Quote the records in full and leave their pictures out.

____

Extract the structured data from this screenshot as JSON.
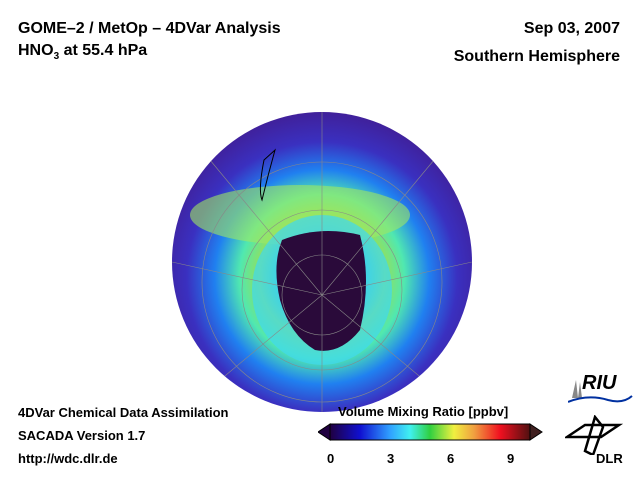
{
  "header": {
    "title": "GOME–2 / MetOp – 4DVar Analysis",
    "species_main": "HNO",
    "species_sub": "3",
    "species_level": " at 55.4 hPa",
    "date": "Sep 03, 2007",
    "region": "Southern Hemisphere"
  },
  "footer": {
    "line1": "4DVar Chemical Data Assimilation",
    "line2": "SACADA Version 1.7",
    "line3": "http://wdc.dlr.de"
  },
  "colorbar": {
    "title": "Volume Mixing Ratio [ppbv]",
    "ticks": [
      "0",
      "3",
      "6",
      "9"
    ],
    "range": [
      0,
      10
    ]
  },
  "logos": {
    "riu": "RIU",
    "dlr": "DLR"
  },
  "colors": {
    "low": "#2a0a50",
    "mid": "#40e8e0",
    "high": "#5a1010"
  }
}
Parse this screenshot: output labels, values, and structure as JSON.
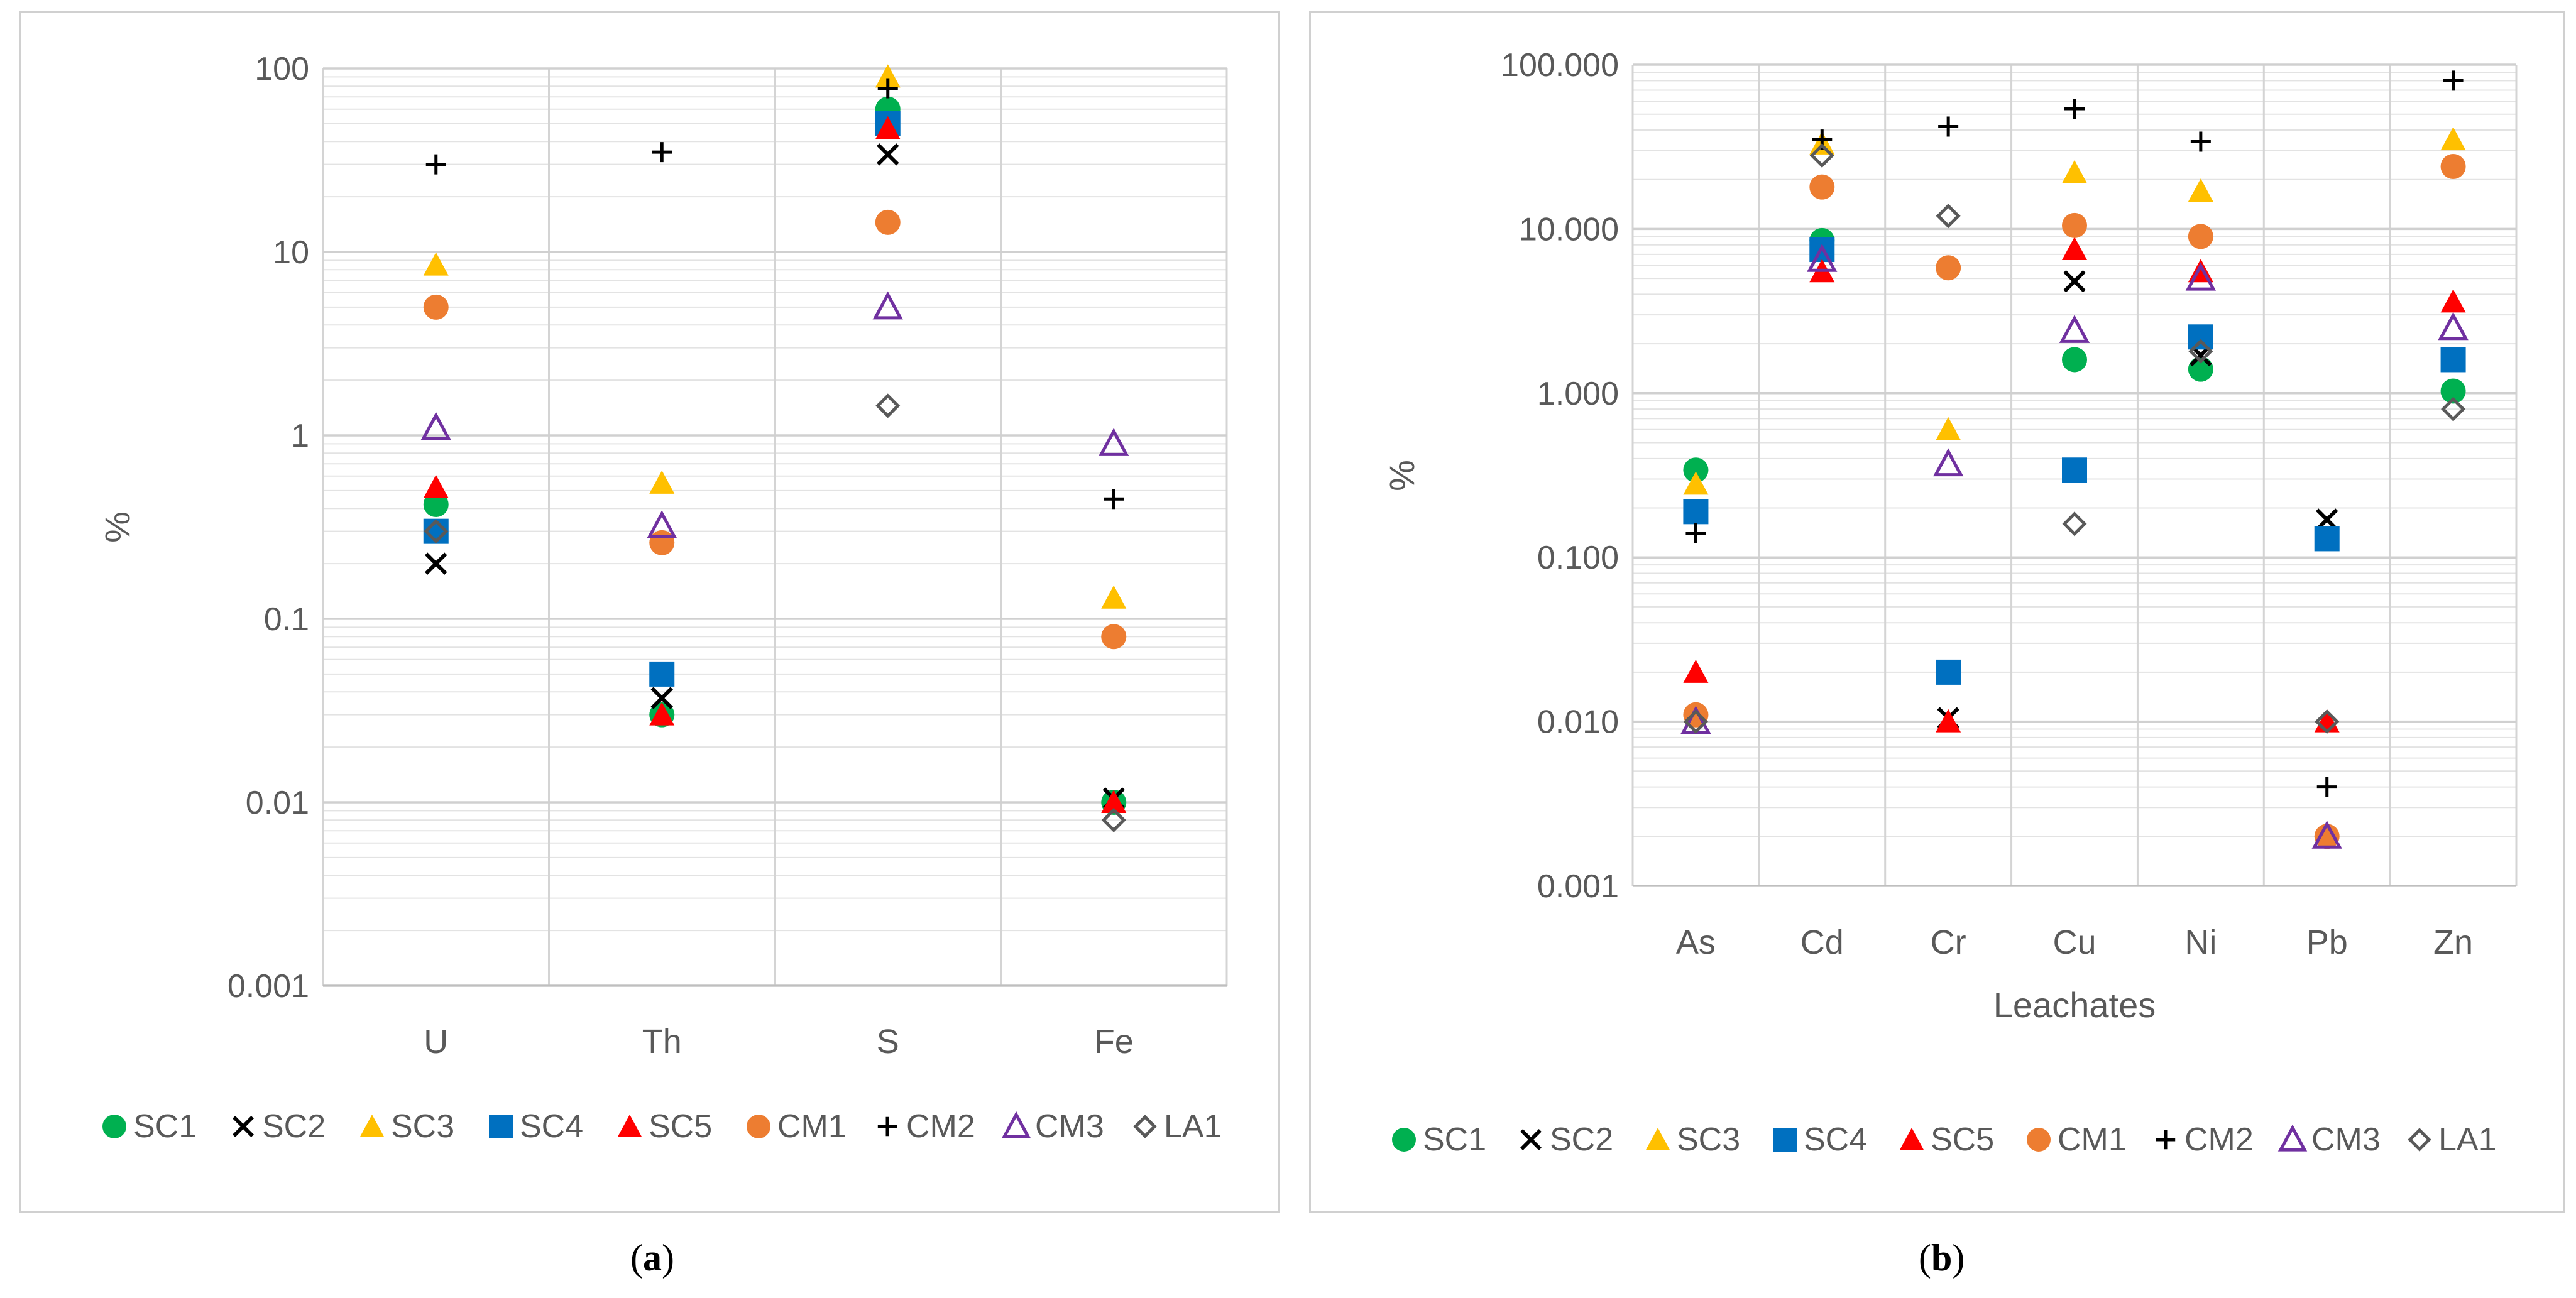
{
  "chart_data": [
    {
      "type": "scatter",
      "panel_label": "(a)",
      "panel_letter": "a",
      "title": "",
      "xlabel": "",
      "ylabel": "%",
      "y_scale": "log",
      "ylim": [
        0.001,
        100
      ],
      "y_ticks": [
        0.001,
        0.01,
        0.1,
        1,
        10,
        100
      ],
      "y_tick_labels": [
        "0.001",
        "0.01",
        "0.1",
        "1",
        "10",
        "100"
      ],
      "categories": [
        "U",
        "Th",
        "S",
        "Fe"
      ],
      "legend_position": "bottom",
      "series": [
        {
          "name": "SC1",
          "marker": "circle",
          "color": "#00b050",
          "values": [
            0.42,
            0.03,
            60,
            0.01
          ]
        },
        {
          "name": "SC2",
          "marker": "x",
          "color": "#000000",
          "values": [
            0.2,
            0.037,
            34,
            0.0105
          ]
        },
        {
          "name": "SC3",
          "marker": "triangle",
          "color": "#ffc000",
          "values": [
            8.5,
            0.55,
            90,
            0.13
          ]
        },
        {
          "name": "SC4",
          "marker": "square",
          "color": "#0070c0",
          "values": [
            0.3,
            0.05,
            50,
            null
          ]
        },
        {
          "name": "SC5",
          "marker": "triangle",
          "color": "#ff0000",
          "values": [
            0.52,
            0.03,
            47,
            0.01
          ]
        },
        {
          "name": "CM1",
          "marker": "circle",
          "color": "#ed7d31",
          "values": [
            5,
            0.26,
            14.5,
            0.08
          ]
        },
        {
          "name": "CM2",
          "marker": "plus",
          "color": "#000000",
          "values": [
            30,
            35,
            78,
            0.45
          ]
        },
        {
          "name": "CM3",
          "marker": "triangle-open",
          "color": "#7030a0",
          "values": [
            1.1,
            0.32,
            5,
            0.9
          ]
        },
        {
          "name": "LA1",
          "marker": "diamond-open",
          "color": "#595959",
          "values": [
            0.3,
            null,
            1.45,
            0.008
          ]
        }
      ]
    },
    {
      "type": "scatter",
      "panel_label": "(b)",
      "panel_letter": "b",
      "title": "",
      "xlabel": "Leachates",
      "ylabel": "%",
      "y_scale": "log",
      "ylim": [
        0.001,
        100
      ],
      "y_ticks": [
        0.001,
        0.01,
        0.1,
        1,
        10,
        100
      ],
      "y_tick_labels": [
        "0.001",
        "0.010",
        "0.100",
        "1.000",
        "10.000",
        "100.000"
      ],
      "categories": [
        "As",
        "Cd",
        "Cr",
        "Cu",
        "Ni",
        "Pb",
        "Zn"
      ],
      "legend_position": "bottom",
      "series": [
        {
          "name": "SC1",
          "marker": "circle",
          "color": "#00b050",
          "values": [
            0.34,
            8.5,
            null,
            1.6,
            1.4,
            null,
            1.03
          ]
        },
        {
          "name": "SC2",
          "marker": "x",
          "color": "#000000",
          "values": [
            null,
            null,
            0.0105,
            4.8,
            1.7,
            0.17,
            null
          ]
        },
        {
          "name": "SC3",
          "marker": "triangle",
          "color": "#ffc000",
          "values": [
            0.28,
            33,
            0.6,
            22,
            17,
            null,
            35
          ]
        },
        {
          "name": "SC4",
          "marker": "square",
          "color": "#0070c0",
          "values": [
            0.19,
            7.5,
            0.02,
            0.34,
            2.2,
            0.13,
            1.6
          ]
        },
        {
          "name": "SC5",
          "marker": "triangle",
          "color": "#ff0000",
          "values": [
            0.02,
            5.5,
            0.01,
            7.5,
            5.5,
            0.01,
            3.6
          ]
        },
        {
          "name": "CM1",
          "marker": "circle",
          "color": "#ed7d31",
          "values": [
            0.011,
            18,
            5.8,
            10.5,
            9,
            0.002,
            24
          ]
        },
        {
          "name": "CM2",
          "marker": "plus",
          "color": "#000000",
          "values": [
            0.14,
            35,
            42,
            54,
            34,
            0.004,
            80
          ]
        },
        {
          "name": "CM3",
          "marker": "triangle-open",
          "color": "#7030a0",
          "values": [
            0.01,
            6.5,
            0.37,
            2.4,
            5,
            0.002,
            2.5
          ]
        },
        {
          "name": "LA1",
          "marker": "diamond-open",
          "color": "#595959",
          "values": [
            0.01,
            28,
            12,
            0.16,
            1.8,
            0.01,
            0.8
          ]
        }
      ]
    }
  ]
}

____

Task answer
Extract the structured data from this screenshot as JSON.
{
  "header": {
    "title": "GOME–2 / MetOp – 4DVar Analysis",
    "species_main": "HNO",
    "species_sub": "3",
    "species_level": " at 55.4 hPa",
    "date": "Sep 03, 2007",
    "region": "Southern Hemisphere"
  },
  "footer": {
    "line1": "4DVar Chemical Data Assimilation",
    "line2": "SACADA Version 1.7",
    "line3": "http://wdc.dlr.de"
  },
  "colorbar": {
    "title": "Volume Mixing Ratio [ppbv]",
    "ticks": [
      "0",
      "3",
      "6",
      "9"
    ],
    "range": [
      0,
      10
    ]
  },
  "logos": {
    "riu": "RIU",
    "dlr": "DLR"
  },
  "colors": {
    "low": "#2a0a50",
    "mid": "#40e8e0",
    "high": "#5a1010"
  }
}
Parse this screenshot: output labels, values, and structure as JSON.
{
  "chart_data": [
    {
      "type": "scatter",
      "panel_label": "(a)",
      "panel_letter": "a",
      "title": "",
      "xlabel": "",
      "ylabel": "%",
      "y_scale": "log",
      "ylim": [
        0.001,
        100
      ],
      "y_ticks": [
        0.001,
        0.01,
        0.1,
        1,
        10,
        100
      ],
      "y_tick_labels": [
        "0.001",
        "0.01",
        "0.1",
        "1",
        "10",
        "100"
      ],
      "categories": [
        "U",
        "Th",
        "S",
        "Fe"
      ],
      "legend_position": "bottom",
      "series": [
        {
          "name": "SC1",
          "marker": "circle",
          "color": "#00b050",
          "values": [
            0.42,
            0.03,
            60,
            0.01
          ]
        },
        {
          "name": "SC2",
          "marker": "x",
          "color": "#000000",
          "values": [
            0.2,
            0.037,
            34,
            0.0105
          ]
        },
        {
          "name": "SC3",
          "marker": "triangle",
          "color": "#ffc000",
          "values": [
            8.5,
            0.55,
            90,
            0.13
          ]
        },
        {
          "name": "SC4",
          "marker": "square",
          "color": "#0070c0",
          "values": [
            0.3,
            0.05,
            50,
            null
          ]
        },
        {
          "name": "SC5",
          "marker": "triangle",
          "color": "#ff0000",
          "values": [
            0.52,
            0.03,
            47,
            0.01
          ]
        },
        {
          "name": "CM1",
          "marker": "circle",
          "color": "#ed7d31",
          "values": [
            5,
            0.26,
            14.5,
            0.08
          ]
        },
        {
          "name": "CM2",
          "marker": "plus",
          "color": "#000000",
          "values": [
            30,
            35,
            78,
            0.45
          ]
        },
        {
          "name": "CM3",
          "marker": "triangle-open",
          "color": "#7030a0",
          "values": [
            1.1,
            0.32,
            5,
            0.9
          ]
        },
        {
          "name": "LA1",
          "marker": "diamond-open",
          "color": "#595959",
          "values": [
            0.3,
            null,
            1.45,
            0.008
          ]
        }
      ]
    },
    {
      "type": "scatter",
      "panel_label": "(b)",
      "panel_letter": "b",
      "title": "",
      "xlabel": "Leachates",
      "ylabel": "%",
      "y_scale": "log",
      "ylim": [
        0.001,
        100
      ],
      "y_ticks": [
        0.001,
        0.01,
        0.1,
        1,
        10,
        100
      ],
      "y_tick_labels": [
        "0.001",
        "0.010",
        "0.100",
        "1.000",
        "10.000",
        "100.000"
      ],
      "categories": [
        "As",
        "Cd",
        "Cr",
        "Cu",
        "Ni",
        "Pb",
        "Zn"
      ],
      "legend_position": "bottom",
      "series": [
        {
          "name": "SC1",
          "marker": "circle",
          "color": "#00b050",
          "values": [
            0.34,
            8.5,
            null,
            1.6,
            1.4,
            null,
            1.03
          ]
        },
        {
          "name": "SC2",
          "marker": "x",
          "color": "#000000",
          "values": [
            null,
            null,
            0.0105,
            4.8,
            1.7,
            0.17,
            null
          ]
        },
        {
          "name": "SC3",
          "marker": "triangle",
          "color": "#ffc000",
          "values": [
            0.28,
            33,
            0.6,
            22,
            17,
            null,
            35
          ]
        },
        {
          "name": "SC4",
          "marker": "square",
          "color": "#0070c0",
          "values": [
            0.19,
            7.5,
            0.02,
            0.34,
            2.2,
            0.13,
            1.6
          ]
        },
        {
          "name": "SC5",
          "marker": "triangle",
          "color": "#ff0000",
          "values": [
            0.02,
            5.5,
            0.01,
            7.5,
            5.5,
            0.01,
            3.6
          ]
        },
        {
          "name": "CM1",
          "marker": "circle",
          "color": "#ed7d31",
          "values": [
            0.011,
            18,
            5.8,
            10.5,
            9,
            0.002,
            24
          ]
        },
        {
          "name": "CM2",
          "marker": "plus",
          "color": "#000000",
          "values": [
            0.14,
            35,
            42,
            54,
            34,
            0.004,
            80
          ]
        },
        {
          "name": "CM3",
          "marker": "triangle-open",
          "color": "#7030a0",
          "values": [
            0.01,
            6.5,
            0.37,
            2.4,
            5,
            0.002,
            2.5
          ]
        },
        {
          "name": "LA1",
          "marker": "diamond-open",
          "color": "#595959",
          "values": [
            0.01,
            28,
            12,
            0.16,
            1.8,
            0.01,
            0.8
          ]
        }
      ]
    }
  ]
}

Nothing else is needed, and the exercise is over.